** Task **
Reproduce the material in full, exactly as written.

__________

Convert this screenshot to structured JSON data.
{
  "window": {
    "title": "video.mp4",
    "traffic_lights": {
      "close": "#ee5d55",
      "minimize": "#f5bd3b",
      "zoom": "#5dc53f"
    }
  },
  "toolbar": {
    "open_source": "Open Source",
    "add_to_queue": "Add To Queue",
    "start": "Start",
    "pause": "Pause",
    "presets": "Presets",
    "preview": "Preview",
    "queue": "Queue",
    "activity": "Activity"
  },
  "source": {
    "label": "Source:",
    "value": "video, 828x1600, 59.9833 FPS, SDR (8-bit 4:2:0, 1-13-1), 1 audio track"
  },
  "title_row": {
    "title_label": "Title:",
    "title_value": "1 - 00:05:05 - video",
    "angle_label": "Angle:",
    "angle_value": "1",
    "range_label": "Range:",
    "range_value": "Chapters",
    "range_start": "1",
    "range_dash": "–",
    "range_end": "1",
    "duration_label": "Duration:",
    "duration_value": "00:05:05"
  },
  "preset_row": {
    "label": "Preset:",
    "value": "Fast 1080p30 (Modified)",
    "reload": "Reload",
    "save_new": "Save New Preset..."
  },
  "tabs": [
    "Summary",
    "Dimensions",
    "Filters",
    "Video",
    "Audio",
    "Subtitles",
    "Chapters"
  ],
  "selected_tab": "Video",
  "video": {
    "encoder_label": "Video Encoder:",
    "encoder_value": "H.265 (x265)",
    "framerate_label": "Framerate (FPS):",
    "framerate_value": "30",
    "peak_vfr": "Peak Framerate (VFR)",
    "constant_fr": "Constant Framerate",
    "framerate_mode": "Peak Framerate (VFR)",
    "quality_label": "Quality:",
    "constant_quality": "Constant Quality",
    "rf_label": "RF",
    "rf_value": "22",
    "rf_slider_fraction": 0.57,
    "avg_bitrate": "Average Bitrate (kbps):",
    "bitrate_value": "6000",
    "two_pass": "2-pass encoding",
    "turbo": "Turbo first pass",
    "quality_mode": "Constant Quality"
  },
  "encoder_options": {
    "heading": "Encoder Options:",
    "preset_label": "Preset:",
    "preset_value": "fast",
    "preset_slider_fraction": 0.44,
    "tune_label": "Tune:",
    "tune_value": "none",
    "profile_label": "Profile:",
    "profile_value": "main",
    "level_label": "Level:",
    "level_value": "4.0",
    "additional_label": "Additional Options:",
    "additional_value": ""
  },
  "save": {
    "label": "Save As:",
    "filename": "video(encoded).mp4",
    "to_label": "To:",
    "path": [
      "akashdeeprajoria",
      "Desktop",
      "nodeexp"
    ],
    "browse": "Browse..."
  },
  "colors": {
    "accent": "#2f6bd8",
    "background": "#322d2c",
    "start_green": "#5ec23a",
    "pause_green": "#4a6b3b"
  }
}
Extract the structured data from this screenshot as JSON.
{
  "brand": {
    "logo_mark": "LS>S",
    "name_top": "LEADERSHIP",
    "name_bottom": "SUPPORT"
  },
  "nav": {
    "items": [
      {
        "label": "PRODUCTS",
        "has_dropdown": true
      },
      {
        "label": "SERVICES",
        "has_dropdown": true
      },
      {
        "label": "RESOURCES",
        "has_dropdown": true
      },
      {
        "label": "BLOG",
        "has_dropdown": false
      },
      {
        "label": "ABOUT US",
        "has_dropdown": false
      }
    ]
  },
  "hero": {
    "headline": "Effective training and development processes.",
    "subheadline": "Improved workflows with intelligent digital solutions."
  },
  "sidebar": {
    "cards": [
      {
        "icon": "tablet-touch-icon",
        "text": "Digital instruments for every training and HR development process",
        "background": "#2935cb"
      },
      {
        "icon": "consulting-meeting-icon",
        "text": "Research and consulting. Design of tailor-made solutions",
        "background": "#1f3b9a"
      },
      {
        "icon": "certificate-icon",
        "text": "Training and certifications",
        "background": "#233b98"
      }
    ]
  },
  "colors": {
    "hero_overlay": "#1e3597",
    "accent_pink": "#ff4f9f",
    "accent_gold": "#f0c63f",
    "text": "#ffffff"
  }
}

__________

** Answer to this problem **
Convert this screenshot to structured JSON data.
{
  "window": {
    "title": "video.mp4",
    "traffic_lights": {
      "close": "#ee5d55",
      "minimize": "#f5bd3b",
      "zoom": "#5dc53f"
    }
  },
  "toolbar": {
    "open_source": "Open Source",
    "add_to_queue": "Add To Queue",
    "start": "Start",
    "pause": "Pause",
    "presets": "Presets",
    "preview": "Preview",
    "queue": "Queue",
    "activity": "Activity"
  },
  "source": {
    "label": "Source:",
    "value": "video, 828x1600, 59.9833 FPS, SDR (8-bit 4:2:0, 1-13-1), 1 audio track"
  },
  "title_row": {
    "title_label": "Title:",
    "title_value": "1 - 00:05:05 - video",
    "angle_label": "Angle:",
    "angle_value": "1",
    "range_label": "Range:",
    "range_value": "Chapters",
    "range_start": "1",
    "range_dash": "–",
    "range_end": "1",
    "duration_label": "Duration:",
    "duration_value": "00:05:05"
  },
  "preset_row": {
    "label": "Preset:",
    "value": "Fast 1080p30 (Modified)",
    "reload": "Reload",
    "save_new": "Save New Preset..."
  },
  "tabs": [
    "Summary",
    "Dimensions",
    "Filters",
    "Video",
    "Audio",
    "Subtitles",
    "Chapters"
  ],
  "selected_tab": "Video",
  "video": {
    "encoder_label": "Video Encoder:",
    "encoder_value": "H.265 (x265)",
    "framerate_label": "Framerate (FPS):",
    "framerate_value": "30",
    "peak_vfr": "Peak Framerate (VFR)",
    "constant_fr": "Constant Framerate",
    "framerate_mode": "Peak Framerate (VFR)",
    "quality_label": "Quality:",
    "constant_quality": "Constant Quality",
    "rf_label": "RF",
    "rf_value": "22",
    "rf_slider_fraction": 0.57,
    "avg_bitrate": "Average Bitrate (kbps):",
    "bitrate_value": "6000",
    "two_pass": "2-pass encoding",
    "turbo": "Turbo first pass",
    "quality_mode": "Constant Quality"
  },
  "encoder_options": {
    "heading": "Encoder Options:",
    "preset_label": "Preset:",
    "preset_value": "fast",
    "preset_slider_fraction": 0.44,
    "tune_label": "Tune:",
    "tune_value": "none",
    "profile_label": "Profile:",
    "profile_value": "main",
    "level_label": "Level:",
    "level_value": "4.0",
    "additional_label": "Additional Options:",
    "additional_value": ""
  },
  "save": {
    "label": "Save As:",
    "filename": "video(encoded).mp4",
    "to_label": "To:",
    "path": [
      "akashdeeprajoria",
      "Desktop",
      "nodeexp"
    ],
    "browse": "Browse..."
  },
  "colors": {
    "accent": "#2f6bd8",
    "background": "#322d2c",
    "start_green": "#5ec23a",
    "pause_green": "#4a6b3b"
  }
}
Extract the structured data from this screenshot as JSON.
{
  "brand": {
    "logo_mark": "LS>S",
    "name_top": "LEADERSHIP",
    "name_bottom": "SUPPORT"
  },
  "nav": {
    "items": [
      {
        "label": "PRODUCTS",
        "has_dropdown": true
      },
      {
        "label": "SERVICES",
        "has_dropdown": true
      },
      {
        "label": "RESOURCES",
        "has_dropdown": true
      },
      {
        "label": "BLOG",
        "has_dropdown": false
      },
      {
        "label": "ABOUT US",
        "has_dropdown": false
      }
    ]
  },
  "hero": {
    "headline": "Effective training and development processes.",
    "subheadline": "Improved workflows with intelligent digital solutions."
  },
  "sidebar": {
    "cards": [
      {
        "icon": "tablet-touch-icon",
        "text": "Digital instruments for every training and HR development process",
        "background": "#2935cb"
      },
      {
        "icon": "consulting-meeting-icon",
        "text": "Research and consulting. Design of tailor-made solutions",
        "background": "#1f3b9a"
      },
      {
        "icon": "certificate-icon",
        "text": "Training and certifications",
        "background": "#233b98"
      }
    ]
  },
  "colors": {
    "hero_overlay": "#1e3597",
    "accent_pink": "#ff4f9f",
    "accent_gold": "#f0c63f",
    "text": "#ffffff"
  }
}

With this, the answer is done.